WHAT TO PRODUCE
What lines of the data include the string "XAML"? Copy them all.

Collected data entries:
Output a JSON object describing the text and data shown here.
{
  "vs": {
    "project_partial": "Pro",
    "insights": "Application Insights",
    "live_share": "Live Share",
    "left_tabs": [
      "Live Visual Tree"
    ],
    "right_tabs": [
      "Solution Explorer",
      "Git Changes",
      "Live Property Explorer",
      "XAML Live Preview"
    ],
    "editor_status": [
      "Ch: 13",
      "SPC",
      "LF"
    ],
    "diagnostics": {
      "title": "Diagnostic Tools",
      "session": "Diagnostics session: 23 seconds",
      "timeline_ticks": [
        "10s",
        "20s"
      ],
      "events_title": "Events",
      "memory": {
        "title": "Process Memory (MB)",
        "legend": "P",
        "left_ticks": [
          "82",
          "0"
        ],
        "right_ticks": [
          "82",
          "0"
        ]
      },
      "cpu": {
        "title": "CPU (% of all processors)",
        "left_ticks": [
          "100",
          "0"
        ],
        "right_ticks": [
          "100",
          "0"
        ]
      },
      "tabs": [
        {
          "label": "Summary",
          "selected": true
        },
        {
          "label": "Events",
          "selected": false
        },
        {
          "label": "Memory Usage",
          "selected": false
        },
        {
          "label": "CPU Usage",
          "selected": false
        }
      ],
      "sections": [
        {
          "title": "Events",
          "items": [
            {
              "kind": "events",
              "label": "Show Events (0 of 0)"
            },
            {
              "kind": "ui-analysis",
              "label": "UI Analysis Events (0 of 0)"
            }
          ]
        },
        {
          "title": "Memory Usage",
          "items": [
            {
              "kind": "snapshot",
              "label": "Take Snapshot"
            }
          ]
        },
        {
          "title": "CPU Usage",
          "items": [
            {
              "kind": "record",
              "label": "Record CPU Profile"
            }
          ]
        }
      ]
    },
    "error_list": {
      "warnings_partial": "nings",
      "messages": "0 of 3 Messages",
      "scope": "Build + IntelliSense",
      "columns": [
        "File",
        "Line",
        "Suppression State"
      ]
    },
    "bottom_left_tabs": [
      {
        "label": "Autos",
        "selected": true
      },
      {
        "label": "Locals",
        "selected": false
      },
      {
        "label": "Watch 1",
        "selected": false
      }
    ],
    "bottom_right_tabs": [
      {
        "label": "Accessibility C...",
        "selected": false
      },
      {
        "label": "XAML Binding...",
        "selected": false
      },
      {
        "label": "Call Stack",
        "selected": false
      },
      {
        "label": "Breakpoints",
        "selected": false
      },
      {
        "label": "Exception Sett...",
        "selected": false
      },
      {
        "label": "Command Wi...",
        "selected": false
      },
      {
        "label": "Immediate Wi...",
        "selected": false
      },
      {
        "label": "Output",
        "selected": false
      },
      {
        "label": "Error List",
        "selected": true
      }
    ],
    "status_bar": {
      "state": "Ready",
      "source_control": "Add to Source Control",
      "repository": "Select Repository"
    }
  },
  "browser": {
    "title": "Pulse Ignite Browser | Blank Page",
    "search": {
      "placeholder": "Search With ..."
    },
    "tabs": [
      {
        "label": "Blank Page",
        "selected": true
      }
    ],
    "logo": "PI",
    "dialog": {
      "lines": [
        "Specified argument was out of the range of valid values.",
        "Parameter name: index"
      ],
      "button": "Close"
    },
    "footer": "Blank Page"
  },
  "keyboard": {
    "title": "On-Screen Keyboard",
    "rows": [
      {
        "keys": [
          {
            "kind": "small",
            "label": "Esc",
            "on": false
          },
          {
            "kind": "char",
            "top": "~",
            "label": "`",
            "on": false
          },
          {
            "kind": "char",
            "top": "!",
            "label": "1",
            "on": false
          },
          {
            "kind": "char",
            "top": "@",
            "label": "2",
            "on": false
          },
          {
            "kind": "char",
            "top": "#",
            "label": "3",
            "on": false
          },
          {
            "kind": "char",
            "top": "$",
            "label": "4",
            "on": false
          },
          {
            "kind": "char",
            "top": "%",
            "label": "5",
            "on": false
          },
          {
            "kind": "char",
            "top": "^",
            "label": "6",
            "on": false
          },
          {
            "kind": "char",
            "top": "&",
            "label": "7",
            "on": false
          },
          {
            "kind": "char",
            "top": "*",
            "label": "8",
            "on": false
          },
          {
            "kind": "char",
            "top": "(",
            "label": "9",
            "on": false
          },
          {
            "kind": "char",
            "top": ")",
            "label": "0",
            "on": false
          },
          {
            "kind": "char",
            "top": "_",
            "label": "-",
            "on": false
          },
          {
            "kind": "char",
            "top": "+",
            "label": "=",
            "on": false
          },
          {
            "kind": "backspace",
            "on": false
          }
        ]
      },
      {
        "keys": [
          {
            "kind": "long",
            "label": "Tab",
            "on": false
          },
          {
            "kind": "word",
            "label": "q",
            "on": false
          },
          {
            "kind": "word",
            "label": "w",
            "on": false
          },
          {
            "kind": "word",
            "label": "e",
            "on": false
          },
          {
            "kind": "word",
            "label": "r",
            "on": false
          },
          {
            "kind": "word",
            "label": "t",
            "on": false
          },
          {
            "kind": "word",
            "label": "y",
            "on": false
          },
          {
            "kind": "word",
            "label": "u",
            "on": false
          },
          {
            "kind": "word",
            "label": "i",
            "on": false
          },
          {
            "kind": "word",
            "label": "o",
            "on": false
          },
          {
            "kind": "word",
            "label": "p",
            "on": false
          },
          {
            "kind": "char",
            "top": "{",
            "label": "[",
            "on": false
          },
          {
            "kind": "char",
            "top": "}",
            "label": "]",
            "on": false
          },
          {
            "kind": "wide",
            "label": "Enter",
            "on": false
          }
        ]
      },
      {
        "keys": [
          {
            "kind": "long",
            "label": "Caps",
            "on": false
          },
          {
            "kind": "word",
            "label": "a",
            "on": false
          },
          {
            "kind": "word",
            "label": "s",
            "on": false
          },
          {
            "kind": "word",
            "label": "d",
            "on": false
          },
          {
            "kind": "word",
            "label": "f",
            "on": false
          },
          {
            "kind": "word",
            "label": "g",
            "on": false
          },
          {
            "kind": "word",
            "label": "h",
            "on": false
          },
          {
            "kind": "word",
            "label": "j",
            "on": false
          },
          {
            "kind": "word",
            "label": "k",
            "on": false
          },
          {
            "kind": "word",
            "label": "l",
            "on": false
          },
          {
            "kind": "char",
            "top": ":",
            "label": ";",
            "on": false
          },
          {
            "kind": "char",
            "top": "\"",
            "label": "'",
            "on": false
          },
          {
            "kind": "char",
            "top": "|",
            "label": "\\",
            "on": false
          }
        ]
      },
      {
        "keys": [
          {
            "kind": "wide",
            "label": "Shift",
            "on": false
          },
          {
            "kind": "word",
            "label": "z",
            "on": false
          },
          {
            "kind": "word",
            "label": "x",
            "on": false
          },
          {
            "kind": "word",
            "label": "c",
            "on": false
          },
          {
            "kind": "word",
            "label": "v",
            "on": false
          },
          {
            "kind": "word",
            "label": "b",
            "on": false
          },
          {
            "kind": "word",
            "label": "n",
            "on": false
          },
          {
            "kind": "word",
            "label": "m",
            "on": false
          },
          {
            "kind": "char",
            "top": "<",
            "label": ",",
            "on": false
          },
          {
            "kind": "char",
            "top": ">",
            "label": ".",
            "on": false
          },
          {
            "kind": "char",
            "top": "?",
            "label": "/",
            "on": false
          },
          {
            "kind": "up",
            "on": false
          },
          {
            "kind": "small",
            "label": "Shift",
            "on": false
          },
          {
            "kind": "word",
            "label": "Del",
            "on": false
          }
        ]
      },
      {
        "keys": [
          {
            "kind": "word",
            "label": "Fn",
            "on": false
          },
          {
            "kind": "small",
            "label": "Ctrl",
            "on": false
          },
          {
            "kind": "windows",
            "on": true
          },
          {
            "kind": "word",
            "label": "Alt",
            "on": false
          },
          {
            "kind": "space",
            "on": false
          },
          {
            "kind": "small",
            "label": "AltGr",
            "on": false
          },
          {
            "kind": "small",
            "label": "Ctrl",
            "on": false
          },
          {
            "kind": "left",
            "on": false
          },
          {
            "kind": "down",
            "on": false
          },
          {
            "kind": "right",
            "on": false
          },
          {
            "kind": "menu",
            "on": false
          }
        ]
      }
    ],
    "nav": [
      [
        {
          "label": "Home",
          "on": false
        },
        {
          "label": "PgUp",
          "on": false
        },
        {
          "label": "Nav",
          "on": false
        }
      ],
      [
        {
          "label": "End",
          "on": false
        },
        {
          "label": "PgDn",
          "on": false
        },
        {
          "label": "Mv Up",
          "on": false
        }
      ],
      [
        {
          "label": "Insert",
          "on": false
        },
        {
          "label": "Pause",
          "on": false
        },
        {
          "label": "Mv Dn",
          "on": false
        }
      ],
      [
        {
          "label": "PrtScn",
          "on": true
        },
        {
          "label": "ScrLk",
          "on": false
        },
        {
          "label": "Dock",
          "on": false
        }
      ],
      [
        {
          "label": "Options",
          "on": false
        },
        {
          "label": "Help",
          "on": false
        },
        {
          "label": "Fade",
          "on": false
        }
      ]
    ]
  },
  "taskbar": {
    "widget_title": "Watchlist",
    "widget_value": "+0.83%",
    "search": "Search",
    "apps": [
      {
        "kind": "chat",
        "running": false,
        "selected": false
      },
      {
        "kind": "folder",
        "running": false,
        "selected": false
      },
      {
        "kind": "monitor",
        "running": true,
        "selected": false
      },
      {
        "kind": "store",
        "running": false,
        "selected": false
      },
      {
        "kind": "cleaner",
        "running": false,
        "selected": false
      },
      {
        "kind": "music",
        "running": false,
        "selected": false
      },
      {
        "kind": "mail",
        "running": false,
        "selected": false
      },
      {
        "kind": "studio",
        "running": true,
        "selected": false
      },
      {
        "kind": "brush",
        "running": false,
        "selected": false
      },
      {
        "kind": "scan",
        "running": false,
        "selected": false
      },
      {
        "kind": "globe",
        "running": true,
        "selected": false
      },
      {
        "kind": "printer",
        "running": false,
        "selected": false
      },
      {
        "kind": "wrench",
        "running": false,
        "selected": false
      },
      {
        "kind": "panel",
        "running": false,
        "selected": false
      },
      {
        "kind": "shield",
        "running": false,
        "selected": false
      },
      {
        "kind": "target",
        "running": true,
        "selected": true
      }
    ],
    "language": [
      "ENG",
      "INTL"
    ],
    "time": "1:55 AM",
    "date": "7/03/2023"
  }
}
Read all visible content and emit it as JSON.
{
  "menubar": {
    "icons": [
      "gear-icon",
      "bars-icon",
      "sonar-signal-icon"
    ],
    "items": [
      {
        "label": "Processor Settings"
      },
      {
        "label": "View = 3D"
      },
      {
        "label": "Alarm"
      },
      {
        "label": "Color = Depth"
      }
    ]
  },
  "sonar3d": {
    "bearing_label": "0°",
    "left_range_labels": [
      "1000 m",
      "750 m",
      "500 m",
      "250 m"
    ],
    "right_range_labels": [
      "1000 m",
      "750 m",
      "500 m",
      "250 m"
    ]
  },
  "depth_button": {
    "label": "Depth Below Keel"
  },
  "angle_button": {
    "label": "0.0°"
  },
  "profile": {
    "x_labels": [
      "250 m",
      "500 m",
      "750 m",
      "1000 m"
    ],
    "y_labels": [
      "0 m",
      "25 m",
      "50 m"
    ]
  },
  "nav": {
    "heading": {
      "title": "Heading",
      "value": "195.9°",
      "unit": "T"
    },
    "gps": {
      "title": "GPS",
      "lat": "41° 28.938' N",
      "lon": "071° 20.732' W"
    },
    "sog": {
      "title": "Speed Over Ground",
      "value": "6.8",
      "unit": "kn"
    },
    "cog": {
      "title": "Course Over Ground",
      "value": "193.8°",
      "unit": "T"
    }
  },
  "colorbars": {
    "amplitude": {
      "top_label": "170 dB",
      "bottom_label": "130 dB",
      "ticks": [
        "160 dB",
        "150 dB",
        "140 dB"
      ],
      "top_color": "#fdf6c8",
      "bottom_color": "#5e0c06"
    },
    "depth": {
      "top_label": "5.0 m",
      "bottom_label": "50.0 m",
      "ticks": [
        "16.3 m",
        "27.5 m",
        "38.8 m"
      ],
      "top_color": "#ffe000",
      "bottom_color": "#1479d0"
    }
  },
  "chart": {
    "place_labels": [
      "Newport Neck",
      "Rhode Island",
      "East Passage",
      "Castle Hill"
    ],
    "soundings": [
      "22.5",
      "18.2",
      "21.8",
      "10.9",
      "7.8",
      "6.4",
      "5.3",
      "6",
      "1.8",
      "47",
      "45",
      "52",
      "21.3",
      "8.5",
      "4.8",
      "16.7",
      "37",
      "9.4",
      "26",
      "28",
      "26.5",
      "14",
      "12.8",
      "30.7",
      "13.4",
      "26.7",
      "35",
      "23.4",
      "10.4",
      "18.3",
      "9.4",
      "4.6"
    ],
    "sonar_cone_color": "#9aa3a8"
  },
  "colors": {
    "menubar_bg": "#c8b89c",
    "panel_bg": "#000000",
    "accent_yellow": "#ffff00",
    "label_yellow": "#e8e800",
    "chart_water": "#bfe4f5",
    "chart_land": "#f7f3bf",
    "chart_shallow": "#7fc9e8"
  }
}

SOLVED EXERCISE
      "XAML Live Preview"
        "label": "XAML Binding...",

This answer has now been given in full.